(Excerpts from a figure dataset)

━━━

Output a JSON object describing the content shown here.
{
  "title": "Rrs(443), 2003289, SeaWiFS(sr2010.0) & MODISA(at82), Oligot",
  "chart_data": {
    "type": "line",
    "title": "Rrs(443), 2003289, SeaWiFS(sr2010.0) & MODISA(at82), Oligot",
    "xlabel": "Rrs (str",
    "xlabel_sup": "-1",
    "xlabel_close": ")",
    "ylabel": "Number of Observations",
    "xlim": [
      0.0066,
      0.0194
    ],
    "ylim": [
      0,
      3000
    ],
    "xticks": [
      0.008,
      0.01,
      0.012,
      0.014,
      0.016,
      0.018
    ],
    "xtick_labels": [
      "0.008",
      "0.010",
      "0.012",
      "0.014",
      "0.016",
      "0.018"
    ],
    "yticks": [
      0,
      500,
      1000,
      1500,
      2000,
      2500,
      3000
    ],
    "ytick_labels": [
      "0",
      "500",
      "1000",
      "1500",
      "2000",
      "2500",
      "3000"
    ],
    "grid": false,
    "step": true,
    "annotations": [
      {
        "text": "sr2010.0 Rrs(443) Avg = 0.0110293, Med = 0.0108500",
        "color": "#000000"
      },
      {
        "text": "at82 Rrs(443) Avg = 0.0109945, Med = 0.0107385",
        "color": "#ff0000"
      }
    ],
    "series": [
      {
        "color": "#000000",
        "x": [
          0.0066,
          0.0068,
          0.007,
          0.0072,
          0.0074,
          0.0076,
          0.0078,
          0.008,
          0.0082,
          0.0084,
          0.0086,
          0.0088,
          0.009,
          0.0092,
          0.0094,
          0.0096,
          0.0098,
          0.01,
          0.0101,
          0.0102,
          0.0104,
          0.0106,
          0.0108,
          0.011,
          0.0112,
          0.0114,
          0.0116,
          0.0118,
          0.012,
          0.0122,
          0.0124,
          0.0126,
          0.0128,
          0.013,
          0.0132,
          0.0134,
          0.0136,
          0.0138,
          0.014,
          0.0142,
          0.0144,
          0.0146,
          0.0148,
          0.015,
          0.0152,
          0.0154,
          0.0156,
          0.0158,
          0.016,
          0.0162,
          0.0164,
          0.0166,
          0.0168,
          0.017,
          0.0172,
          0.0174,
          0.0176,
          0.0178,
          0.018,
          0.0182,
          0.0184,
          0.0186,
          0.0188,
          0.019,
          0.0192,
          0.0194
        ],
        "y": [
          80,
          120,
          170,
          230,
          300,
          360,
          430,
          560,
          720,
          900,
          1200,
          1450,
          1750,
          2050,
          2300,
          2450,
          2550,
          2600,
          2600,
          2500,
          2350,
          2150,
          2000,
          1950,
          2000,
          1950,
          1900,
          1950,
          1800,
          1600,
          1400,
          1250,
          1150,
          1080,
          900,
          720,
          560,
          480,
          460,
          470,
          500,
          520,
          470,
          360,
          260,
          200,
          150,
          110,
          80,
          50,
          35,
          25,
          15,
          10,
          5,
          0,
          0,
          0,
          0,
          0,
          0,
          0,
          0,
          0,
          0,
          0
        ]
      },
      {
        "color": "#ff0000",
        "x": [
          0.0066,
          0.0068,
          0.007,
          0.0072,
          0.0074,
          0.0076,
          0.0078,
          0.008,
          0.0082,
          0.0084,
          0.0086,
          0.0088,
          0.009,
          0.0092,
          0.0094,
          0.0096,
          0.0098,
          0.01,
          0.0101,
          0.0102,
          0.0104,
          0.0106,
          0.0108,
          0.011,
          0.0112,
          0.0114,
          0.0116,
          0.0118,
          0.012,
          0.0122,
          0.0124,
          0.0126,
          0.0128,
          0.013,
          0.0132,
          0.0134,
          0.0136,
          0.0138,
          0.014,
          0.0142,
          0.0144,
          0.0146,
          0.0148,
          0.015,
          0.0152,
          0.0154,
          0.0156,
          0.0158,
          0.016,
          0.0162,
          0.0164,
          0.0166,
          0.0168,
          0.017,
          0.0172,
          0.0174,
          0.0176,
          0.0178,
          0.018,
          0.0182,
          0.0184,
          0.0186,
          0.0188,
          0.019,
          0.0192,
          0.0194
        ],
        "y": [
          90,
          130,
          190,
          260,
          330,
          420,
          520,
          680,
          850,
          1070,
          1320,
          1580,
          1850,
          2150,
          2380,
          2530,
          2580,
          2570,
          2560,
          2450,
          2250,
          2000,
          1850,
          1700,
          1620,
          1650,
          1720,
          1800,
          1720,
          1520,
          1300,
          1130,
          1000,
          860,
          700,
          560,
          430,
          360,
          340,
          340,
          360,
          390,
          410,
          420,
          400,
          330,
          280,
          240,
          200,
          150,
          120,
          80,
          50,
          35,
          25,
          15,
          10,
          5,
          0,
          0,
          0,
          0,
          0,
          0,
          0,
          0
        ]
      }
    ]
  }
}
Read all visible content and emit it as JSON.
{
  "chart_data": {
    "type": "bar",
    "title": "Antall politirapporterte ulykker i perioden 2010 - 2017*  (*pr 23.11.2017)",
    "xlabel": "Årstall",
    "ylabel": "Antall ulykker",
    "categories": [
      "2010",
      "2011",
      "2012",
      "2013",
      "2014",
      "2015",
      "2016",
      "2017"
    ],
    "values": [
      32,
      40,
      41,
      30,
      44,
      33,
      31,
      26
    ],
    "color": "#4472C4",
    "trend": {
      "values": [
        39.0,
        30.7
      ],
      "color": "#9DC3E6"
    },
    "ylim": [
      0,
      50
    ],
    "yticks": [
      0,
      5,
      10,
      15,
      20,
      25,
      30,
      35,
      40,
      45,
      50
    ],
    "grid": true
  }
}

━━━

Print the line containing "Read all visible content and emit it as JSON." and every line after it to the end of the records above, exactly as written, and nothing else.

Read all visible content and emit it as JSON.
{
  "chart_data": {
    "type": "bar",
    "title": "Antall politirapporterte ulykker i perioden 2010 - 2017*  (*pr 23.11.2017)",
    "xlabel": "Årstall",
    "ylabel": "Antall ulykker",
    "categories": [
      "2010",
      "2011",
      "2012",
      "2013",
      "2014",
      "2015",
      "2016",
      "2017"
    ],
    "values": [
      32,
      40,
      41,
      30,
      44,
      33,
      31,
      26
    ],
    "color": "#4472C4",
    "trend": {
      "values": [
        39.0,
        30.7
      ],
      "color": "#9DC3E6"
    },
    "ylim": [
      0,
      50
    ],
    "yticks": [
      0,
      5,
      10,
      15,
      20,
      25,
      30,
      35,
      40,
      45,
      50
    ],
    "grid": true
  }
}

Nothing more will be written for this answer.